# [REQUIREMENTS]
Write out all of the entries exactly, please.
[BEGIN RAW RECORDS]
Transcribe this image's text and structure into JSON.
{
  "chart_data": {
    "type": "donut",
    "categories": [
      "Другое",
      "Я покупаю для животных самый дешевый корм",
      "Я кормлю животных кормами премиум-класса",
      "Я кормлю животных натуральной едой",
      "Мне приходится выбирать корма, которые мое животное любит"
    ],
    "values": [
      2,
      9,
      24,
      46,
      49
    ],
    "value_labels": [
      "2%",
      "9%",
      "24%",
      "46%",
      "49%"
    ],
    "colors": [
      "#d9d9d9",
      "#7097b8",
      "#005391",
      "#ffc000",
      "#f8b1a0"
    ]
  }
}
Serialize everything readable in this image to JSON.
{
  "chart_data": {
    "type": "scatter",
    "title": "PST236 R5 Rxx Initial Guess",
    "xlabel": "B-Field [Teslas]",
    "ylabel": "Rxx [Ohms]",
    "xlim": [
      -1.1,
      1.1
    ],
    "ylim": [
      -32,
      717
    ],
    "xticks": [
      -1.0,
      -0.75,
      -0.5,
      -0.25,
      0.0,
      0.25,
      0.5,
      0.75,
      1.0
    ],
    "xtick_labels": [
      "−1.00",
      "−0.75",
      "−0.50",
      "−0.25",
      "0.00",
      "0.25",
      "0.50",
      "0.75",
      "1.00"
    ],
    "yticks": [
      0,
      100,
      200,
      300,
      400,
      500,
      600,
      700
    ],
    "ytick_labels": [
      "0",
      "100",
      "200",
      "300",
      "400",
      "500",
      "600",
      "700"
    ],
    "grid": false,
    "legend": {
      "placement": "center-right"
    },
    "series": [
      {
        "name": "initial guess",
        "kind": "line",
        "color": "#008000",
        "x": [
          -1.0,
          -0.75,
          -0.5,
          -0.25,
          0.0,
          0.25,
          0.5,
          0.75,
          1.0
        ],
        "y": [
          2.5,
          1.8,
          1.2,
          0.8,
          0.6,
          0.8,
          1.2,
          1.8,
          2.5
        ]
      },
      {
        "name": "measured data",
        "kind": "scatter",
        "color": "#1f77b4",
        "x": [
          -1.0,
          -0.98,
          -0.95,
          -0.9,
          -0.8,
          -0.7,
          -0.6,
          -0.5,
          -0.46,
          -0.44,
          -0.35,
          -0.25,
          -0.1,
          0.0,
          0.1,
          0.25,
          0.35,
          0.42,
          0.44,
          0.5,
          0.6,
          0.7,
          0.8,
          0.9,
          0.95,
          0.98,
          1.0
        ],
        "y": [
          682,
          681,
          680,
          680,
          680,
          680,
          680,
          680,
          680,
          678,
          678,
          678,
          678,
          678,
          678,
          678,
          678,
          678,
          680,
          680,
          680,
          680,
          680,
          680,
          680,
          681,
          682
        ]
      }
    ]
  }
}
[END RAW RECORDS]
# [SOLUTION FOR THIS EXERCISE]
Transcribe this image's text and structure into JSON.
{
  "chart_data": {
    "type": "donut",
    "categories": [
      "Другое",
      "Я покупаю для животных самый дешевый корм",
      "Я кормлю животных кормами премиум-класса",
      "Я кормлю животных натуральной едой",
      "Мне приходится выбирать корма, которые мое животное любит"
    ],
    "values": [
      2,
      9,
      24,
      46,
      49
    ],
    "value_labels": [
      "2%",
      "9%",
      "24%",
      "46%",
      "49%"
    ],
    "colors": [
      "#d9d9d9",
      "#7097b8",
      "#005391",
      "#ffc000",
      "#f8b1a0"
    ]
  }
}
Serialize everything readable in this image to JSON.
{
  "chart_data": {
    "type": "scatter",
    "title": "PST236 R5 Rxx Initial Guess",
    "xlabel": "B-Field [Teslas]",
    "ylabel": "Rxx [Ohms]",
    "xlim": [
      -1.1,
      1.1
    ],
    "ylim": [
      -32,
      717
    ],
    "xticks": [
      -1.0,
      -0.75,
      -0.5,
      -0.25,
      0.0,
      0.25,
      0.5,
      0.75,
      1.0
    ],
    "xtick_labels": [
      "−1.00",
      "−0.75",
      "−0.50",
      "−0.25",
      "0.00",
      "0.25",
      "0.50",
      "0.75",
      "1.00"
    ],
    "yticks": [
      0,
      100,
      200,
      300,
      400,
      500,
      600,
      700
    ],
    "ytick_labels": [
      "0",
      "100",
      "200",
      "300",
      "400",
      "500",
      "600",
      "700"
    ],
    "grid": false,
    "legend": {
      "placement": "center-right"
    },
    "series": [
      {
        "name": "initial guess",
        "kind": "line",
        "color": "#008000",
        "x": [
          -1.0,
          -0.75,
          -0.5,
          -0.25,
          0.0,
          0.25,
          0.5,
          0.75,
          1.0
        ],
        "y": [
          2.5,
          1.8,
          1.2,
          0.8,
          0.6,
          0.8,
          1.2,
          1.8,
          2.5
        ]
      },
      {
        "name": "measured data",
        "kind": "scatter",
        "color": "#1f77b4",
        "x": [
          -1.0,
          -0.98,
          -0.95,
          -0.9,
          -0.8,
          -0.7,
          -0.6,
          -0.5,
          -0.46,
          -0.44,
          -0.35,
          -0.25,
          -0.1,
          0.0,
          0.1,
          0.25,
          0.35,
          0.42,
          0.44,
          0.5,
          0.6,
          0.7,
          0.8,
          0.9,
          0.95,
          0.98,
          1.0
        ],
        "y": [
          682,
          681,
          680,
          680,
          680,
          680,
          680,
          680,
          680,
          678,
          678,
          678,
          678,
          678,
          678,
          678,
          678,
          678,
          680,
          680,
          680,
          680,
          680,
          680,
          680,
          681,
          682
        ]
      }
    ]
  }
}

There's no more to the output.